STATED GOAL -> Give a verbatim quotation of every record.

SUPPLIED DATA ->
● ● ●

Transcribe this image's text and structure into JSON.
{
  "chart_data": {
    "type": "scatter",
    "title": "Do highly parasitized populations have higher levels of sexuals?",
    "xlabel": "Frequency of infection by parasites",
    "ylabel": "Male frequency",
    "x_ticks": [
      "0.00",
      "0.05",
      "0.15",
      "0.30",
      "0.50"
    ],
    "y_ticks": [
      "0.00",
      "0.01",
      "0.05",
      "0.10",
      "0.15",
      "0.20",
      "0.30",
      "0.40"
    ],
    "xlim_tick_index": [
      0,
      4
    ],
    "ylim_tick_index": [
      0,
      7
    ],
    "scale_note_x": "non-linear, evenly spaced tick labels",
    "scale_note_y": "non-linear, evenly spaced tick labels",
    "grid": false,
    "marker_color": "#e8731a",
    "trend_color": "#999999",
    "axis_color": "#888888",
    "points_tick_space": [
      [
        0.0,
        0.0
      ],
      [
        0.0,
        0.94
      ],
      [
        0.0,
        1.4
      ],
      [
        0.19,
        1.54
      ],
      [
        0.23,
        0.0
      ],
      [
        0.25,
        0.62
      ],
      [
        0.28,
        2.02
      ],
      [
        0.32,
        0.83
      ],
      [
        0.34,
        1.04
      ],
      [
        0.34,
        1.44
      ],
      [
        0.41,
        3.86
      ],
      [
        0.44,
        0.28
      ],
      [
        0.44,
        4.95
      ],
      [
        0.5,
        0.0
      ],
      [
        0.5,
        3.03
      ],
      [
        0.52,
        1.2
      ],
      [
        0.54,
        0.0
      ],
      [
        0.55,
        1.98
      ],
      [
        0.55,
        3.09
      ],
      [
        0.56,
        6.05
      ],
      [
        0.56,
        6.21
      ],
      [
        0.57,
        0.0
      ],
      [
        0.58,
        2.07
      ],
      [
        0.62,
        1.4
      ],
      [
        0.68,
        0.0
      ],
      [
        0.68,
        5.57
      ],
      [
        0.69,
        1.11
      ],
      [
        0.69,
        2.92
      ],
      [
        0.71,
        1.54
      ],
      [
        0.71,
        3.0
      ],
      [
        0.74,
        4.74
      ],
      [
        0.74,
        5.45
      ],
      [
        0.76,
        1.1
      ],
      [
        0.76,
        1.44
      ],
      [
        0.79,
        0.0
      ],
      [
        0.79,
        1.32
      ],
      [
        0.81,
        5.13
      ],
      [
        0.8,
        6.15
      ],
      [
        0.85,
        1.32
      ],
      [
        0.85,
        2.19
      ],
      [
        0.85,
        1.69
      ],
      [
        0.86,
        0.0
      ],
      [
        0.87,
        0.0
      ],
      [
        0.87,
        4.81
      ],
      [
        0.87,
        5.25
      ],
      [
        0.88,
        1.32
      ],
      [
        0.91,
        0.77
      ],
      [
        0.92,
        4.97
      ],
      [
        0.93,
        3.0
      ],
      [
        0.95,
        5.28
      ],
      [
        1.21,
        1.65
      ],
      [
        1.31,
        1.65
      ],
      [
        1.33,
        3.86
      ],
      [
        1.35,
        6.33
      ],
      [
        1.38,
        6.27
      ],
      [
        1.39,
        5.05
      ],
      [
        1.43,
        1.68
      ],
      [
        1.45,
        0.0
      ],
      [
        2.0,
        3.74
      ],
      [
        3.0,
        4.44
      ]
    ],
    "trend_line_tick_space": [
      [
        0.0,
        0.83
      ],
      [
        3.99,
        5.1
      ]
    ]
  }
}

● ● ●

CORRECT RESPONSE ->
Transcribe this image's text and structure into JSON.
{
  "chart_data": {
    "type": "scatter",
    "title": "Do highly parasitized populations have higher levels of sexuals?",
    "xlabel": "Frequency of infection by parasites",
    "ylabel": "Male frequency",
    "x_ticks": [
      "0.00",
      "0.05",
      "0.15",
      "0.30",
      "0.50"
    ],
    "y_ticks": [
      "0.00",
      "0.01",
      "0.05",
      "0.10",
      "0.15",
      "0.20",
      "0.30",
      "0.40"
    ],
    "xlim_tick_index": [
      0,
      4
    ],
    "ylim_tick_index": [
      0,
      7
    ],
    "scale_note_x": "non-linear, evenly spaced tick labels",
    "scale_note_y": "non-linear, evenly spaced tick labels",
    "grid": false,
    "marker_color": "#e8731a",
    "trend_color": "#999999",
    "axis_color": "#888888",
    "points_tick_space": [
      [
        0.0,
        0.0
      ],
      [
        0.0,
        0.94
      ],
      [
        0.0,
        1.4
      ],
      [
        0.19,
        1.54
      ],
      [
        0.23,
        0.0
      ],
      [
        0.25,
        0.62
      ],
      [
        0.28,
        2.02
      ],
      [
        0.32,
        0.83
      ],
      [
        0.34,
        1.04
      ],
      [
        0.34,
        1.44
      ],
      [
        0.41,
        3.86
      ],
      [
        0.44,
        0.28
      ],
      [
        0.44,
        4.95
      ],
      [
        0.5,
        0.0
      ],
      [
        0.5,
        3.03
      ],
      [
        0.52,
        1.2
      ],
      [
        0.54,
        0.0
      ],
      [
        0.55,
        1.98
      ],
      [
        0.55,
        3.09
      ],
      [
        0.56,
        6.05
      ],
      [
        0.56,
        6.21
      ],
      [
        0.57,
        0.0
      ],
      [
        0.58,
        2.07
      ],
      [
        0.62,
        1.4
      ],
      [
        0.68,
        0.0
      ],
      [
        0.68,
        5.57
      ],
      [
        0.69,
        1.11
      ],
      [
        0.69,
        2.92
      ],
      [
        0.71,
        1.54
      ],
      [
        0.71,
        3.0
      ],
      [
        0.74,
        4.74
      ],
      [
        0.74,
        5.45
      ],
      [
        0.76,
        1.1
      ],
      [
        0.76,
        1.44
      ],
      [
        0.79,
        0.0
      ],
      [
        0.79,
        1.32
      ],
      [
        0.81,
        5.13
      ],
      [
        0.8,
        6.15
      ],
      [
        0.85,
        1.32
      ],
      [
        0.85,
        2.19
      ],
      [
        0.85,
        1.69
      ],
      [
        0.86,
        0.0
      ],
      [
        0.87,
        0.0
      ],
      [
        0.87,
        4.81
      ],
      [
        0.87,
        5.25
      ],
      [
        0.88,
        1.32
      ],
      [
        0.91,
        0.77
      ],
      [
        0.92,
        4.97
      ],
      [
        0.93,
        3.0
      ],
      [
        0.95,
        5.28
      ],
      [
        1.21,
        1.65
      ],
      [
        1.31,
        1.65
      ],
      [
        1.33,
        3.86
      ],
      [
        1.35,
        6.33
      ],
      [
        1.38,
        6.27
      ],
      [
        1.39,
        5.05
      ],
      [
        1.43,
        1.68
      ],
      [
        1.45,
        0.0
      ],
      [
        2.0,
        3.74
      ],
      [
        3.0,
        4.44
      ]
    ],
    "trend_line_tick_space": [
      [
        0.0,
        0.83
      ],
      [
        3.99,
        5.1
      ]
    ]
  }
}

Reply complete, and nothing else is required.